» Instruction: Each line that holds the word "known" counts once. Give the total number of such lines and nothing else.
★ ★ ★ ★
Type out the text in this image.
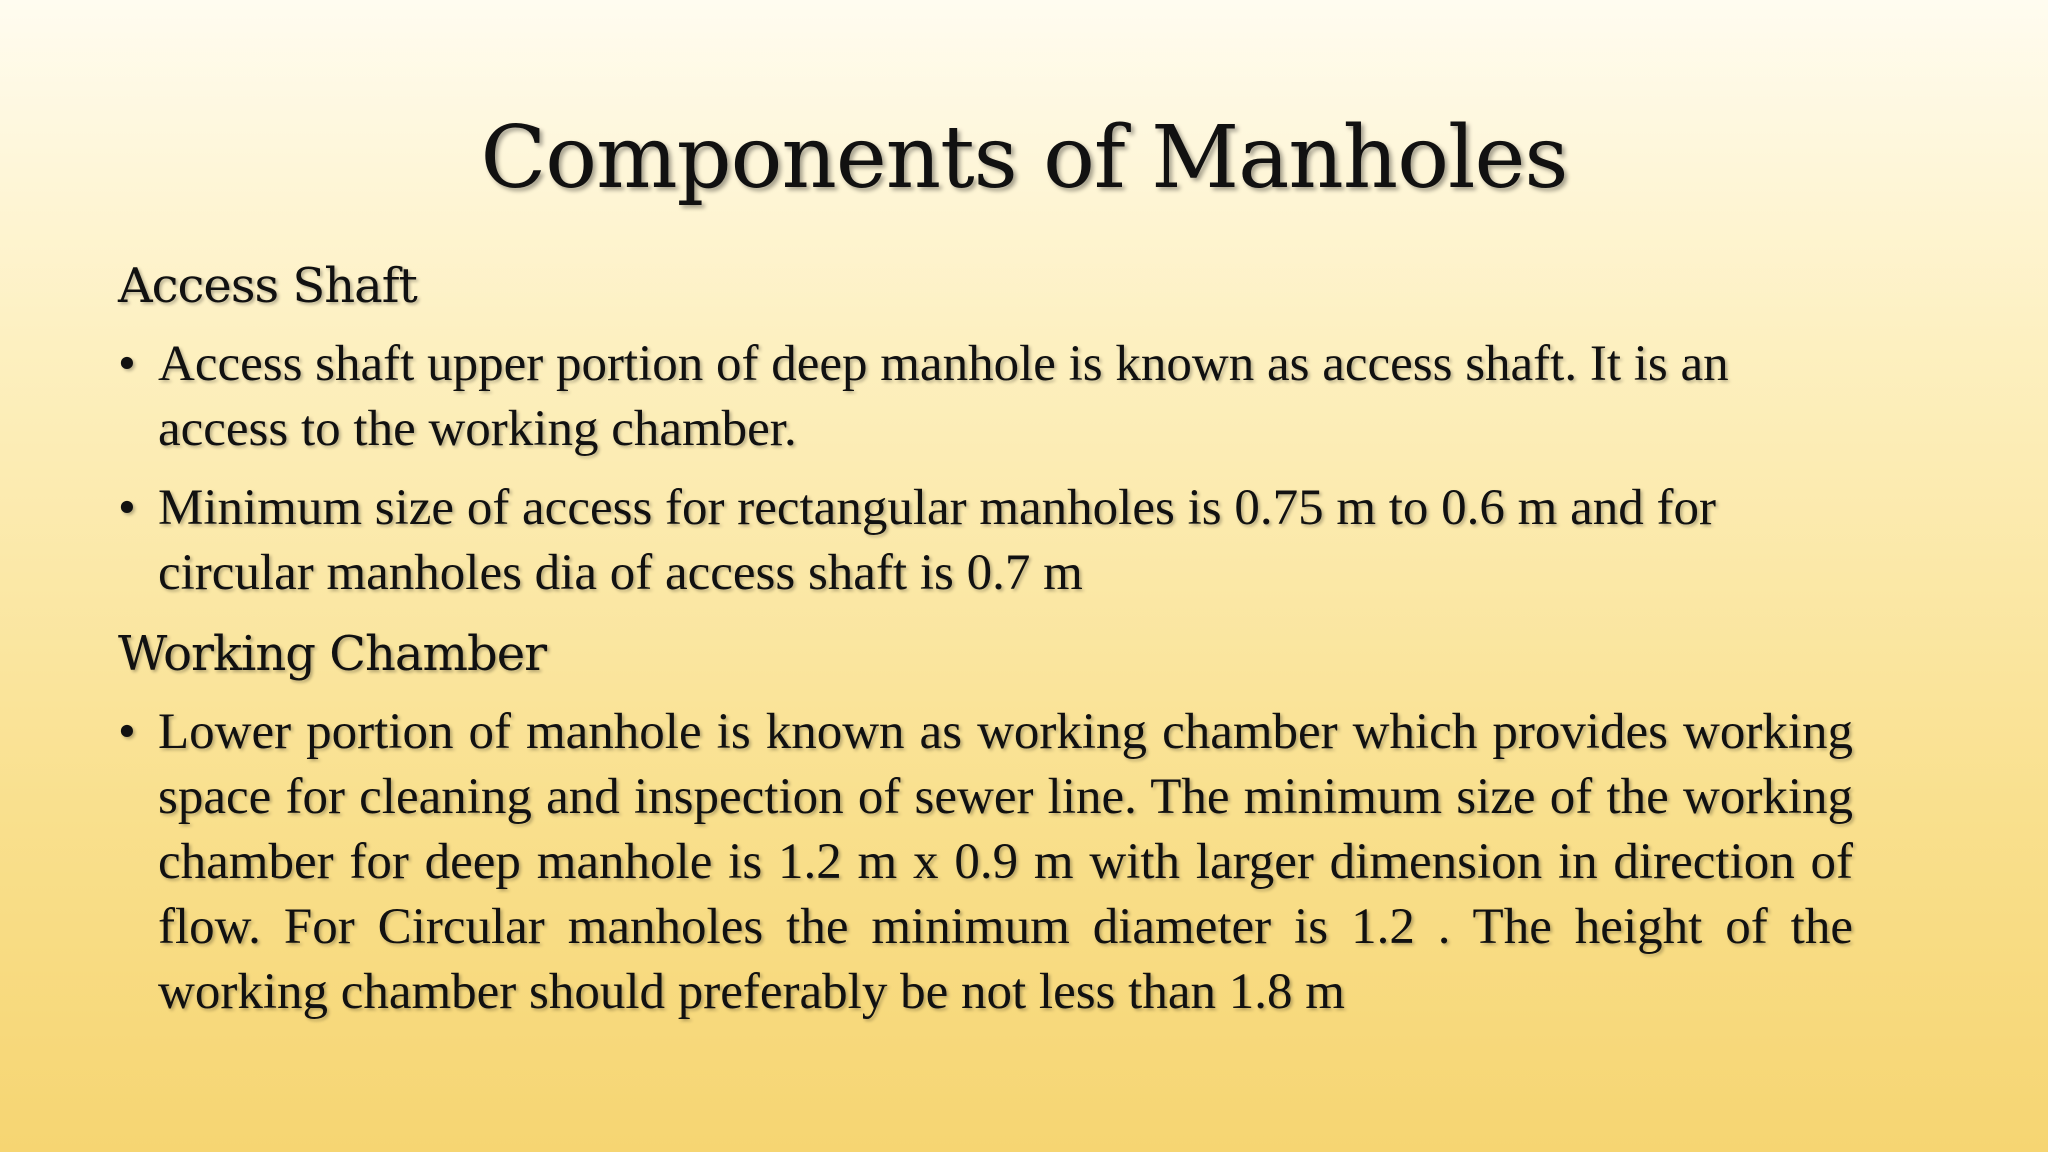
Components of Manholes
Access Shaft
• Access shaft upper portion of deep manhole is known as access shaft. It is an access to the working chamber.
• Minimum size of access for rectangular manholes is 0.75 m to 0.6 m and for circular manholes dia of access shaft is 0.7 m
Working Chamber
• Lower portion of manhole is known as working chamber which provides working space for cleaning and inspection of sewer line. The minimum size of the working chamber for deep manhole is 1.2 m x 0.9 m with larger dimension in direction of flow. For Circular manholes the minimum diameter is 1.2 . The height of the working chamber should preferably be not less than 1.8 m
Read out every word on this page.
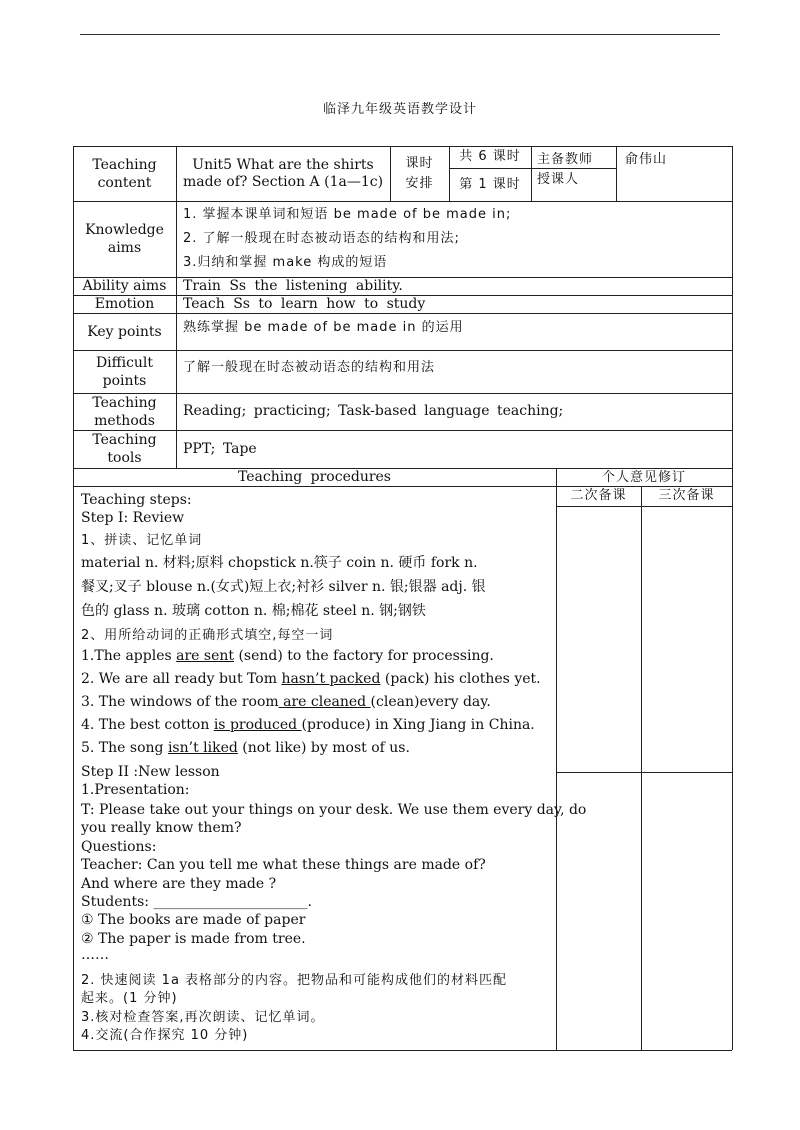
临泽九年级英语教学设计
Teaching content
Unit5 What are the shirts made of? Section A (1a—1c)
课时安排
共 6 课时
第 1 课时
主备教师
授课人
俞伟山
Knowledge aims
1. 掌握本课单词和短语 be made of be made in;
2. 了解一般现在时态被动语态的结构和用法;
3.归纳和掌握 make 构成的短语
Ability aims Train Ss the listening ability.
Emotion Teach Ss to learn how to study
Key points 熟练掌握 be made of be made in 的运用
Difficult points
了解一般现在时态被动语态的结构和用法
Teaching methods
Reading; practicing; Task-based language teaching;
Teaching tools
PPT; Tape
Teaching procedures	个人意见修订
二次备课 三次备课

Teaching steps:

Step I: Review

1、拼读、记忆单词

material n. 材料;原料 chopstick n.筷子 coin n. 硬币 fork n.

餐叉;叉子 blouse n.(女式)短上衣;衬衫 silver n. 银;银器 adj. 银

色的 glass n. 玻璃 cotton n. 棉;棉花 steel n. 钢;钢铁

2、用所给动词的正确形式填空,每空一词

1.The apples are sent (send) to the factory for processing.

2. We are all ready but Tom hasn’t packed (pack) his clothes yet.

3. The windows of the room are cleaned (clean)every day.

4. The best cotton is produced (produce) in Xing Jiang in China.

5. The song isn’t liked (not like) by most of us.

Step II :New lesson

1.Presentation:

T: Please take out your things on your desk. We use them every day, do

you really know them?

Questions:

Teacher: Can you tell me what these things are made of?

And where are they made ?

Students: ______________________.

① The books are made of paper

② The paper is made from tree.

……

2. 快速阅读 1a 表格部分的内容。把物品和可能构成他们的材料匹配

起来。(1 分钟)

3.核对检查答案,再次朗读、记忆单词。

4.交流(合作探究 10 分钟)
★ ★ ★ ★
» Answer to this exercise: 2